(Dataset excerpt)

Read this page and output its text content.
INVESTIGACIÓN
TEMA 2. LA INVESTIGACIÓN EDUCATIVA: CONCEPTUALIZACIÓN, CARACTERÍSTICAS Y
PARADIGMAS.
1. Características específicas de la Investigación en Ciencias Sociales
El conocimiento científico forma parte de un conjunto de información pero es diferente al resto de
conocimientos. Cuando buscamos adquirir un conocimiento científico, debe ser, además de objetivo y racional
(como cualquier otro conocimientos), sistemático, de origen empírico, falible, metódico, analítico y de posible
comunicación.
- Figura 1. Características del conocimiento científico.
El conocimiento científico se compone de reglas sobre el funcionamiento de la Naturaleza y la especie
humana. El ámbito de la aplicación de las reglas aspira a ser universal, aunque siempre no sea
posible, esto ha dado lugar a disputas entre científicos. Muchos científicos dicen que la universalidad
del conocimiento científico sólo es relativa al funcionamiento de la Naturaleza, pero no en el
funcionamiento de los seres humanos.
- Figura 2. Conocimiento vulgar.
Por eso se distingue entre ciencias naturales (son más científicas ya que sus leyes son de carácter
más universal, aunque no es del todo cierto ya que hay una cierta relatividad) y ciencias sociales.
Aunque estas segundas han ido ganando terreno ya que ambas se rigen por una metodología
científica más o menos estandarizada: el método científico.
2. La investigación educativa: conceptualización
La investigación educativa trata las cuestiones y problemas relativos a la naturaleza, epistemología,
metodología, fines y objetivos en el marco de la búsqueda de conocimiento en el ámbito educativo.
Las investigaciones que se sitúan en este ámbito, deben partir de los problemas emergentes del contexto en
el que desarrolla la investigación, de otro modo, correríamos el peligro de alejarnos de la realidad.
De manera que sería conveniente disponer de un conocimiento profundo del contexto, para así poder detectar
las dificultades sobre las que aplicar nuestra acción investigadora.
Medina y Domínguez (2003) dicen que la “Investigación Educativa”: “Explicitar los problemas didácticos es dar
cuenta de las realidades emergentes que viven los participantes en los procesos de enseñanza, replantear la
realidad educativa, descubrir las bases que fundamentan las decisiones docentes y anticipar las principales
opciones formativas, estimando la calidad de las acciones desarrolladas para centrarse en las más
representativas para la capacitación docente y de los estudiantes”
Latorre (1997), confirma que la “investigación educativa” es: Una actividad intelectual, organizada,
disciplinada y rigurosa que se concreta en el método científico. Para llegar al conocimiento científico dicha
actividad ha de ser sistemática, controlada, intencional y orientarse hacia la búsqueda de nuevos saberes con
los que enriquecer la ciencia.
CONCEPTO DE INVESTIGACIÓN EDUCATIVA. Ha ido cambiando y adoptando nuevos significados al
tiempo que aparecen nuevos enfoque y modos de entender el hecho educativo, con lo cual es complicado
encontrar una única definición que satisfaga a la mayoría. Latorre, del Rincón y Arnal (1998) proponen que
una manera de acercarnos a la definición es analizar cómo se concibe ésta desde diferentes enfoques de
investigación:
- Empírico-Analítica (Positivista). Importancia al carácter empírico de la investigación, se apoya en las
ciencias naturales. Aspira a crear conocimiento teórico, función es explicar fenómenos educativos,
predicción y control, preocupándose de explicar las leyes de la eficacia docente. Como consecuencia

Instruction: Return each line of the records above exactly as it reads.

Solved exercise:
Read this page and output its text content.
INVESTIGACIÓN
TEMA 2. LA INVESTIGACIÓN EDUCATIVA: CONCEPTUALIZACIÓN, CARACTERÍSTICAS Y
PARADIGMAS.
1. Características específicas de la Investigación en Ciencias Sociales
El conocimiento científico forma parte de un conjunto de información pero es diferente al resto de
conocimientos. Cuando buscamos adquirir un conocimiento científico, debe ser, además de objetivo y racional
(como cualquier otro conocimientos), sistemático, de origen empírico, falible, metódico, analítico y de posible
comunicación.
- Figura 1. Características del conocimiento científico.
El conocimiento científico se compone de reglas sobre el funcionamiento de la Naturaleza y la especie
humana. El ámbito de la aplicación de las reglas aspira a ser universal, aunque siempre no sea
posible, esto ha dado lugar a disputas entre científicos. Muchos científicos dicen que la universalidad
del conocimiento científico sólo es relativa al funcionamiento de la Naturaleza, pero no en el
funcionamiento de los seres humanos.
- Figura 2. Conocimiento vulgar.
Por eso se distingue entre ciencias naturales (son más científicas ya que sus leyes son de carácter
más universal, aunque no es del todo cierto ya que hay una cierta relatividad) y ciencias sociales.
Aunque estas segundas han ido ganando terreno ya que ambas se rigen por una metodología
científica más o menos estandarizada: el método científico.
2. La investigación educativa: conceptualización
La investigación educativa trata las cuestiones y problemas relativos a la naturaleza, epistemología,
metodología, fines y objetivos en el marco de la búsqueda de conocimiento en el ámbito educativo.
Las investigaciones que se sitúan en este ámbito, deben partir de los problemas emergentes del contexto en
el que desarrolla la investigación, de otro modo, correríamos el peligro de alejarnos de la realidad.
De manera que sería conveniente disponer de un conocimiento profundo del contexto, para así poder detectar
las dificultades sobre las que aplicar nuestra acción investigadora.
Medina y Domínguez (2003) dicen que la “Investigación Educativa”: “Explicitar los problemas didácticos es dar
cuenta de las realidades emergentes que viven los participantes en los procesos de enseñanza, replantear la
realidad educativa, descubrir las bases que fundamentan las decisiones docentes y anticipar las principales
opciones formativas, estimando la calidad de las acciones desarrolladas para centrarse en las más
representativas para la capacitación docente y de los estudiantes”
Latorre (1997), confirma que la “investigación educativa” es: Una actividad intelectual, organizada,
disciplinada y rigurosa que se concreta en el método científico. Para llegar al conocimiento científico dicha
actividad ha de ser sistemática, controlada, intencional y orientarse hacia la búsqueda de nuevos saberes con
los que enriquecer la ciencia.
CONCEPTO DE INVESTIGACIÓN EDUCATIVA. Ha ido cambiando y adoptando nuevos significados al
tiempo que aparecen nuevos enfoque y modos de entender el hecho educativo, con lo cual es complicado
encontrar una única definición que satisfaga a la mayoría. Latorre, del Rincón y Arnal (1998) proponen que
una manera de acercarnos a la definición es analizar cómo se concibe ésta desde diferentes enfoques de
investigación:
- Empírico-Analítica (Positivista). Importancia al carácter empírico de la investigación, se apoya en las
ciencias naturales. Aspira a crear conocimiento teórico, función es explicar fenómenos educativos,
predicción y control, preocupándose de explicar las leyes de la eficacia docente. Como consecuencia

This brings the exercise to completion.